__PASSAGE__

▬▬▬▬▬▬▬▬▬▬

Enable HTTP2 with Tomcat in Spring Boot

You need to add the HTTP 2 upgrade protocol to Tomcat's connector. You can do that by customizing the embedded Tomcat container:

Java 8:

@Bean
public EmbeddedServletContainerCustomizer tomcatCustomizer() {
    return (container) -> {
        if (container instanceof TomcatEmbeddedServletContainerFactory) {
            ((TomcatEmbeddedServletContainerFactory) container)
                    .addConnectorCustomizers((connector) -> {
                connector.addUpgradeProtocol(new Http2Protocol());
            });
        }
    };
}

Java 7:

@Bean
public EmbeddedServletContainerCustomizer tomcatCustomizer() {
    return new EmbeddedServletContainerCustomizer() {

        @Override
        public void customize(ConfigurableEmbeddedServletContainer container) {
            if (container instanceof TomcatEmbeddedServletContainerFactory) {
                ((TomcatEmbeddedServletContainerFactory) container)
                        .addConnectorCustomizers(new TomcatConnectorCustomizer() {
                    @Override
                    public void customize(Connector connector) {
                        connector.addUpgradeProtocol(new Http2Protocol());
                    }

                });
            }
        }

    };
}

In Spring Boot 2 you first need a certificate - it can by generated like this:

keytool -genkey -keyalg RSA -alias my-the-best-api -keystore c:\tmp\keystore.store -storepass secret -validity 3650 -keysize 2048

Than you just need to add this certificate to classpath and add needed properties to application.properties:

server.http2.enabled=true
server.port = 8443
server.ssl.key-store=classpath:keystore.jks
server.ssl.key-store-password=secret

The most elegant and best-performing way to enable HTTP/2 with a Spring Boot application follows here.

First, as mentioned in Andy Wilkinson's answer, you need to enable HTTP/2 at Tomcat level:

@Bean
public EmbeddedServletContainerCustomizer tomcatCustomizer() {
    return (container) -> {
        if (container instanceof TomcatEmbeddedServletContainerFactory) {
            ((TomcatEmbeddedServletContainerFactory) container)
                    .addConnectorCustomizers((connector) -> {
                connector.addUpgradeProtocol(new Http2Protocol());
            });
        }
    };
}

In case you are not using an embedded Tomcat, you can set up HTTP/2 listening like this:

<Connector port="5080" protocol="HTTP/1.1" connectionTimeout="20000">
    <UpgradeProtocol className="org.apache.coyote.http2.Http2Protocol" />
</Connector>

Remember that you need Tomcat >= 8.5.

▬▬▬▬▬▬▬▬▬▬

__RECORD SET__

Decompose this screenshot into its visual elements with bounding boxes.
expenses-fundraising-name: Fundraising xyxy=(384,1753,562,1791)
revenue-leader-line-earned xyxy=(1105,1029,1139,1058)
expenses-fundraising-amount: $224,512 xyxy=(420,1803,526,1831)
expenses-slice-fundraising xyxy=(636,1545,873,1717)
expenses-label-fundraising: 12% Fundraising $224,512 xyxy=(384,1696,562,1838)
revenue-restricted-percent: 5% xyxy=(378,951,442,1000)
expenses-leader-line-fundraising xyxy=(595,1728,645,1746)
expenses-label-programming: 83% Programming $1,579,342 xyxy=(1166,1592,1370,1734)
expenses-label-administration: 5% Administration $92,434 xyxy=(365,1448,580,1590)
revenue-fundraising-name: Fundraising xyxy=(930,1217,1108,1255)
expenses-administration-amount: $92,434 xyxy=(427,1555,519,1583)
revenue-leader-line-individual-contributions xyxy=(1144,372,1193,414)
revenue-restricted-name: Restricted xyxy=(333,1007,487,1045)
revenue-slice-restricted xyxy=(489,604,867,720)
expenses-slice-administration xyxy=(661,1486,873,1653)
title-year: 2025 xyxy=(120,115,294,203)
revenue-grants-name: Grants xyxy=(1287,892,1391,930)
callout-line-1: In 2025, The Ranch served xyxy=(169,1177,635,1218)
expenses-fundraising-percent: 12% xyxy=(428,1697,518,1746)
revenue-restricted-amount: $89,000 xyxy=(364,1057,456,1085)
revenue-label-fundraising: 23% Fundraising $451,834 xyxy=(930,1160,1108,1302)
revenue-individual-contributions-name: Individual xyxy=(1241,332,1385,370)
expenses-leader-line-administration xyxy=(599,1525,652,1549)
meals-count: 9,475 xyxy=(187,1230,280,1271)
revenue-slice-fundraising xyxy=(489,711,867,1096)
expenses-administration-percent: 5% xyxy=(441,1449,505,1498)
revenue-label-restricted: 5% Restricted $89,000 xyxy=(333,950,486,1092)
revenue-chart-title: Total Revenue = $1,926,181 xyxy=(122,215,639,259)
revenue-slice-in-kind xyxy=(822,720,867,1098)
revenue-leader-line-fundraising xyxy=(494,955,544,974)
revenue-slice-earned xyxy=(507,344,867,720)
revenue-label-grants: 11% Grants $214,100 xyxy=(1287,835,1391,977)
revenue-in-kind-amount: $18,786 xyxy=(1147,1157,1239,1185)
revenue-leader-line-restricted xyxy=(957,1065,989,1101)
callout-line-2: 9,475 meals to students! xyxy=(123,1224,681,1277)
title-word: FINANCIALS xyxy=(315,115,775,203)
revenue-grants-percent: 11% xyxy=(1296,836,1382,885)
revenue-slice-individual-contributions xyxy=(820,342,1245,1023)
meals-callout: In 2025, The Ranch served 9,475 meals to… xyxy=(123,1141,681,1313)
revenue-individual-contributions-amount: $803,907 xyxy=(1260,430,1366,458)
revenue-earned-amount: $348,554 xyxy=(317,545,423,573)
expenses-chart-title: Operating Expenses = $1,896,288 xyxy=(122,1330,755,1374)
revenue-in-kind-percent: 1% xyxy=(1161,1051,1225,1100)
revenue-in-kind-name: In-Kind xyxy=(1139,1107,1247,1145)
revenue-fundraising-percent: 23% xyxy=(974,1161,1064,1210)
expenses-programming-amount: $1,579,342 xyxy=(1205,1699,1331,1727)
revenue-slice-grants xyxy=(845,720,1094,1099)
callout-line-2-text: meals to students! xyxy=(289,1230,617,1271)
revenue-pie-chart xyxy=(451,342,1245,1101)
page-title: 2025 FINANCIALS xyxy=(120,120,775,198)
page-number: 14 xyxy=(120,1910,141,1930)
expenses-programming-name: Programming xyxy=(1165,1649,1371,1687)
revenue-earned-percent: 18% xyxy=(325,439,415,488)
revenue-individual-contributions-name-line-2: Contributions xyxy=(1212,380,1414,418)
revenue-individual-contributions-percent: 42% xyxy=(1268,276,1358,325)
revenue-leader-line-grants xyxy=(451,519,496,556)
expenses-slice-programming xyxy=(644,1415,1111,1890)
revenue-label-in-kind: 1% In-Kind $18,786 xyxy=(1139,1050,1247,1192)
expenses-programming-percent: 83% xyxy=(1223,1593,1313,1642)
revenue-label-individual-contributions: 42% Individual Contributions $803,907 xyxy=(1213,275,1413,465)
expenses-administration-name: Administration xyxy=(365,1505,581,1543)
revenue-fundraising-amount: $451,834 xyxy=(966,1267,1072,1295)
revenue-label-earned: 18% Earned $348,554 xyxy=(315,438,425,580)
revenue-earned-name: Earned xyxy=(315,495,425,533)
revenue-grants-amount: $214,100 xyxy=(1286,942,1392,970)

▬▬▬▬▬▬▬▬▬▬

__TASK GOAL__
What is the minimum Tomcat version that the text on enabling HTTP/2 in Spring Boot says you need?

__FINISHED EXERCISE__
Tomcat 8.5 or later.